— Set exercise —
Write the data out again exactly, with no pictures.

- - - - - - -

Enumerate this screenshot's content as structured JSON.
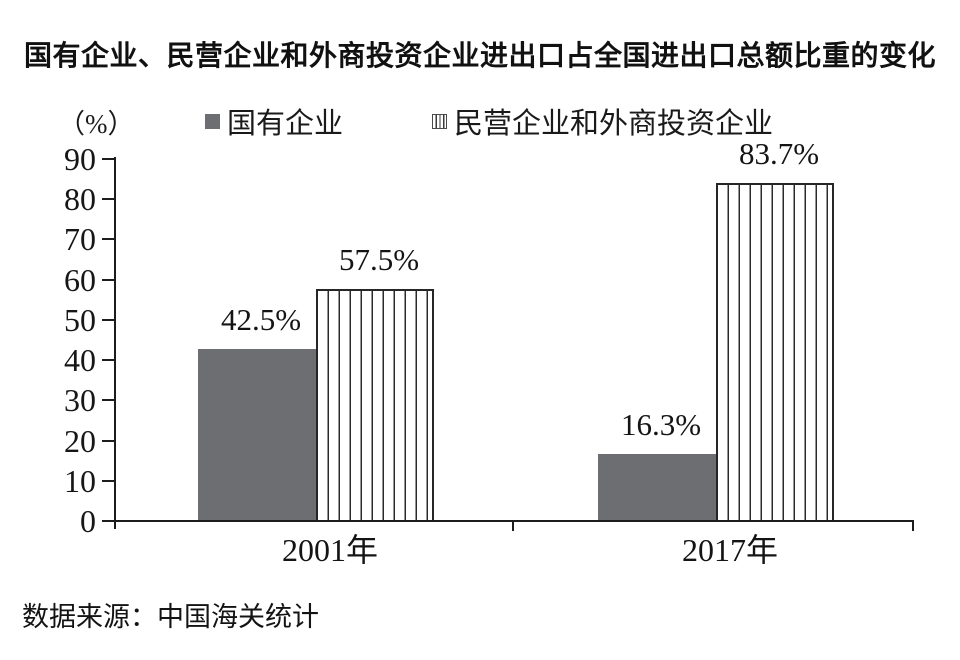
{
  "title": "国有企业、民营企业和外商投资企业进出口占全国进出口总额比重的变化",
  "unit_label": "（%）",
  "legend": [
    {
      "label": "国有企业",
      "style": "solid"
    },
    {
      "label": "民营企业和外商投资企业",
      "style": "striped"
    }
  ],
  "source": "数据来源：中国海关统计",
  "colors": {
    "bar_solid": "#6d6e71",
    "stripe_line": "#2b2b2b",
    "axis": "#1c1c1c"
  },
  "chart_data": {
    "type": "bar",
    "categories": [
      "2001年",
      "2017年"
    ],
    "series": [
      {
        "name": "国有企业",
        "style": "solid",
        "values": [
          42.5,
          16.3
        ],
        "labels": [
          "42.5%",
          "16.3%"
        ]
      },
      {
        "name": "民营企业和外商投资企业",
        "style": "striped",
        "values": [
          57.5,
          83.7
        ],
        "labels": [
          "57.5%",
          "83.7%"
        ]
      }
    ],
    "ylabel": "（%）",
    "ylim": [
      0,
      90
    ],
    "yticks": [
      0,
      10,
      20,
      30,
      40,
      50,
      60,
      70,
      80,
      90
    ],
    "grid": false,
    "legend_position": "top",
    "source_note": "数据来源：中国海关统计"
  }
}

- - - - - - -

— Solution for this exercise —
Enumerate this screenshot's content as structured JSON.
{
  "title": "国有企业、民营企业和外商投资企业进出口占全国进出口总额比重的变化",
  "unit_label": "（%）",
  "legend": [
    {
      "label": "国有企业",
      "style": "solid"
    },
    {
      "label": "民营企业和外商投资企业",
      "style": "striped"
    }
  ],
  "source": "数据来源：中国海关统计",
  "colors": {
    "bar_solid": "#6d6e71",
    "stripe_line": "#2b2b2b",
    "axis": "#1c1c1c"
  },
  "chart_data": {
    "type": "bar",
    "categories": [
      "2001年",
      "2017年"
    ],
    "series": [
      {
        "name": "国有企业",
        "style": "solid",
        "values": [
          42.5,
          16.3
        ],
        "labels": [
          "42.5%",
          "16.3%"
        ]
      },
      {
        "name": "民营企业和外商投资企业",
        "style": "striped",
        "values": [
          57.5,
          83.7
        ],
        "labels": [
          "57.5%",
          "83.7%"
        ]
      }
    ],
    "ylabel": "（%）",
    "ylim": [
      0,
      90
    ],
    "yticks": [
      0,
      10,
      20,
      30,
      40,
      50,
      60,
      70,
      80,
      90
    ],
    "grid": false,
    "legend_position": "top",
    "source_note": "数据来源：中国海关统计"
  }
}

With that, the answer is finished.